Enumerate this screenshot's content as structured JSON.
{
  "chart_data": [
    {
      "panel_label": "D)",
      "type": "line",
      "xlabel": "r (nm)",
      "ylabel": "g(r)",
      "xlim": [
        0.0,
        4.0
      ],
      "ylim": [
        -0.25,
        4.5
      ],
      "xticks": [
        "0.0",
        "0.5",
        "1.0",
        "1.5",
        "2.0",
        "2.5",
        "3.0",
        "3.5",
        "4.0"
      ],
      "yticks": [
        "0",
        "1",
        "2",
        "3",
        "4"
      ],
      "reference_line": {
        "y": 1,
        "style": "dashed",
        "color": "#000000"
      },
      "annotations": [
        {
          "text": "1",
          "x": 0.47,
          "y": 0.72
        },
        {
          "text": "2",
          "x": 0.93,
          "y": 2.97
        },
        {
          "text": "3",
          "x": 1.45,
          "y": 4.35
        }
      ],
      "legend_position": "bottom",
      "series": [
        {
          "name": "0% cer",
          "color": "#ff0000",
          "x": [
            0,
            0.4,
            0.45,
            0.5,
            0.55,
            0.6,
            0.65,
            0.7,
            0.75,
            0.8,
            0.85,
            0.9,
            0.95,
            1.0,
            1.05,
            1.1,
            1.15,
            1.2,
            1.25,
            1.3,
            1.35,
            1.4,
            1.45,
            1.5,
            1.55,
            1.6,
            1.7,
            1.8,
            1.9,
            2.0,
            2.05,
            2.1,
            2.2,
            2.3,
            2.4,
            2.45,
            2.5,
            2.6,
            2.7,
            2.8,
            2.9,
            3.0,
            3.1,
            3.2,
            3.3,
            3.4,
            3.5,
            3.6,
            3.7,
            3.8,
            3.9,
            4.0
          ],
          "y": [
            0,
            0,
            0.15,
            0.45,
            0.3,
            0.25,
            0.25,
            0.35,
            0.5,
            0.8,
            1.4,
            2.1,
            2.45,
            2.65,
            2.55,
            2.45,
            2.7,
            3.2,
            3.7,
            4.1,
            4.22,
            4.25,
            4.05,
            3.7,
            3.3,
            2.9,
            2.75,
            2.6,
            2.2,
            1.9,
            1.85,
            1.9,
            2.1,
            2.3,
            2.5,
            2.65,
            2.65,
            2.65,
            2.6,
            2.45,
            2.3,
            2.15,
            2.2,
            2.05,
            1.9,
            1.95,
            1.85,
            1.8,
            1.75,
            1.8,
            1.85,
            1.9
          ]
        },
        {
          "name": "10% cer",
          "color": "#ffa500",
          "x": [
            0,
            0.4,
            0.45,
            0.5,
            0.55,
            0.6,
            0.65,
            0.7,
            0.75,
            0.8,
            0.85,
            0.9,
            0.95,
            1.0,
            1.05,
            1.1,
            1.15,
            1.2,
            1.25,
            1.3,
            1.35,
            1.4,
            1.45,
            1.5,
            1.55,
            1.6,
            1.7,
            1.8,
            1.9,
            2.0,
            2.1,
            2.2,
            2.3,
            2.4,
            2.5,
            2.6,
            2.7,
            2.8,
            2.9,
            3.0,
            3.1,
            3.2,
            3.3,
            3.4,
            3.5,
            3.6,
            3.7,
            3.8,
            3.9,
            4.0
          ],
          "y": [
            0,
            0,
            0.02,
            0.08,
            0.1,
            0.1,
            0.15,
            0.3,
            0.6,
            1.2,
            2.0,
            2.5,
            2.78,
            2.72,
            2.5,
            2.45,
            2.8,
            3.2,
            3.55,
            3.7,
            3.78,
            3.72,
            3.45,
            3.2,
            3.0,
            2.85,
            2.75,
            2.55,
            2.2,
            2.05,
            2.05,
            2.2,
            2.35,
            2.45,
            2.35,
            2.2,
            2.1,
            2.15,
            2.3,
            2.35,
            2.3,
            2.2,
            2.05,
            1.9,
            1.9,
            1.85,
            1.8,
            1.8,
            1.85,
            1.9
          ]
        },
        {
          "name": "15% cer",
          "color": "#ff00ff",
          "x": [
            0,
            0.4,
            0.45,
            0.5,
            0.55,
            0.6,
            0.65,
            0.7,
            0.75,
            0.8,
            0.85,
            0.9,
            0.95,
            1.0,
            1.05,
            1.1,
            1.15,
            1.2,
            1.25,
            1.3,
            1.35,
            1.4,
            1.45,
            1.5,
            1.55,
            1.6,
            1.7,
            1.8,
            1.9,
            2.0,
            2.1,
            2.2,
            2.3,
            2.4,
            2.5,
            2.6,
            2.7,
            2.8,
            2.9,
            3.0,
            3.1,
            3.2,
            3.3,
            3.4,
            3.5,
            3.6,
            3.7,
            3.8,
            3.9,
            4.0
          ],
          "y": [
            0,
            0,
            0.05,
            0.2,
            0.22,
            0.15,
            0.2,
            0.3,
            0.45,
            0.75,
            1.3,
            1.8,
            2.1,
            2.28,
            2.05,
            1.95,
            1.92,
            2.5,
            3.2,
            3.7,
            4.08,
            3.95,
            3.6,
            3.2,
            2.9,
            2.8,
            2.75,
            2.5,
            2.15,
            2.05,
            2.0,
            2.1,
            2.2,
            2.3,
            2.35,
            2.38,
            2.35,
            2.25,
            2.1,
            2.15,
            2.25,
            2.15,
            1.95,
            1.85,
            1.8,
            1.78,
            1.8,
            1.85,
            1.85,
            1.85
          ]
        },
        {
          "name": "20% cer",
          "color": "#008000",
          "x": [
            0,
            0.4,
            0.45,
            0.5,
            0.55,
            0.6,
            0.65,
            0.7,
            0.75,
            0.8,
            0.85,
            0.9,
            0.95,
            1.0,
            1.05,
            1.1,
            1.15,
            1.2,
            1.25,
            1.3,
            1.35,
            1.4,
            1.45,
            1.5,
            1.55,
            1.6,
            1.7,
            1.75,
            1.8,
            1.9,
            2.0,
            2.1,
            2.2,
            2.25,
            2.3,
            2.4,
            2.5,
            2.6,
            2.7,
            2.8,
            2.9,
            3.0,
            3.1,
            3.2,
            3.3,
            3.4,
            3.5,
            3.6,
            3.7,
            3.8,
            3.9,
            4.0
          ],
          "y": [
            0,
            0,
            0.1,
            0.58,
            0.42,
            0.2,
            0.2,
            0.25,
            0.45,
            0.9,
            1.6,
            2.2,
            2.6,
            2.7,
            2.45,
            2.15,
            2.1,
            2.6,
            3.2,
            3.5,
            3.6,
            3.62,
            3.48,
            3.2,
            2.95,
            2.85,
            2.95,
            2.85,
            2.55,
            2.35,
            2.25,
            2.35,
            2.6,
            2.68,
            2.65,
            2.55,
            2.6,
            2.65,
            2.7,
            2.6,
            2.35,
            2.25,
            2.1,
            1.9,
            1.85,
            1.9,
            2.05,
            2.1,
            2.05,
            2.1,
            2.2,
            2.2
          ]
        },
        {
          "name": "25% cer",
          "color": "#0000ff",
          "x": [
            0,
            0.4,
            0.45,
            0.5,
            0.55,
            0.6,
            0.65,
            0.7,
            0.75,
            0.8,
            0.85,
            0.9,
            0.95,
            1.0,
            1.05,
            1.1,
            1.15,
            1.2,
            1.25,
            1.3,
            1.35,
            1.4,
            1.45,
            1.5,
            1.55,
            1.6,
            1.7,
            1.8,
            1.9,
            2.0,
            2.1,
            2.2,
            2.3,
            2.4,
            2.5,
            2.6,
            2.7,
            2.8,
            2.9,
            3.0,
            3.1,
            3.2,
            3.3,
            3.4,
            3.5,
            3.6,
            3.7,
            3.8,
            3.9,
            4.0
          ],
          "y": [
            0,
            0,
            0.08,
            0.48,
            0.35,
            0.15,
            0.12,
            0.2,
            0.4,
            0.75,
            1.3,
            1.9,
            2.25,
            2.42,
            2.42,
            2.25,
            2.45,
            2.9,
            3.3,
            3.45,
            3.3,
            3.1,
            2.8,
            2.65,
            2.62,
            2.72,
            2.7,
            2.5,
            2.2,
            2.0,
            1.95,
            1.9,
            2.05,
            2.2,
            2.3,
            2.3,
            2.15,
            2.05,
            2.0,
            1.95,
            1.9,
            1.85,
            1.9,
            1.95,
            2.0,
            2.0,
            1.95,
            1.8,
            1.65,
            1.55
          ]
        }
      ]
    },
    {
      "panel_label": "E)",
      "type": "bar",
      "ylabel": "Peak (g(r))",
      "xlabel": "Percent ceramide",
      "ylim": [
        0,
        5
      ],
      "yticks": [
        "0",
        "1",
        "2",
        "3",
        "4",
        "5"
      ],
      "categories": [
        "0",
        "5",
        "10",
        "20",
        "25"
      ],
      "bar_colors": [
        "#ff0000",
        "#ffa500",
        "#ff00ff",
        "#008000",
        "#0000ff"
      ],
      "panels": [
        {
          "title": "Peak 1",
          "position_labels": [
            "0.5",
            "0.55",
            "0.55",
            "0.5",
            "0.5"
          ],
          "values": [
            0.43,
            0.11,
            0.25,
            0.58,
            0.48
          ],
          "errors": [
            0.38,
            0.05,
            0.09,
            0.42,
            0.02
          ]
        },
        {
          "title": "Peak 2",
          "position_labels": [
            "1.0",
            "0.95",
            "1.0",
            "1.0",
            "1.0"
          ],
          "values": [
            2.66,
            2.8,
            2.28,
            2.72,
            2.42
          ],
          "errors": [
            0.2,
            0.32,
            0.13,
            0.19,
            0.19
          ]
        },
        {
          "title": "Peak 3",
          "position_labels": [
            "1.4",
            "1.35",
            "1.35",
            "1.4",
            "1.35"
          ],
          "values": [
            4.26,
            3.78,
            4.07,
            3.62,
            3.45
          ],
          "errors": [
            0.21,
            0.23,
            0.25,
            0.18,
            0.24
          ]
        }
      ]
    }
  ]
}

=-=-=-=-=

Written exercise:
Using the records above, list each line that includes "xlabel".

Response:
      "xlabel": "r (nm)",
      "xlabel": "Percent ceramide",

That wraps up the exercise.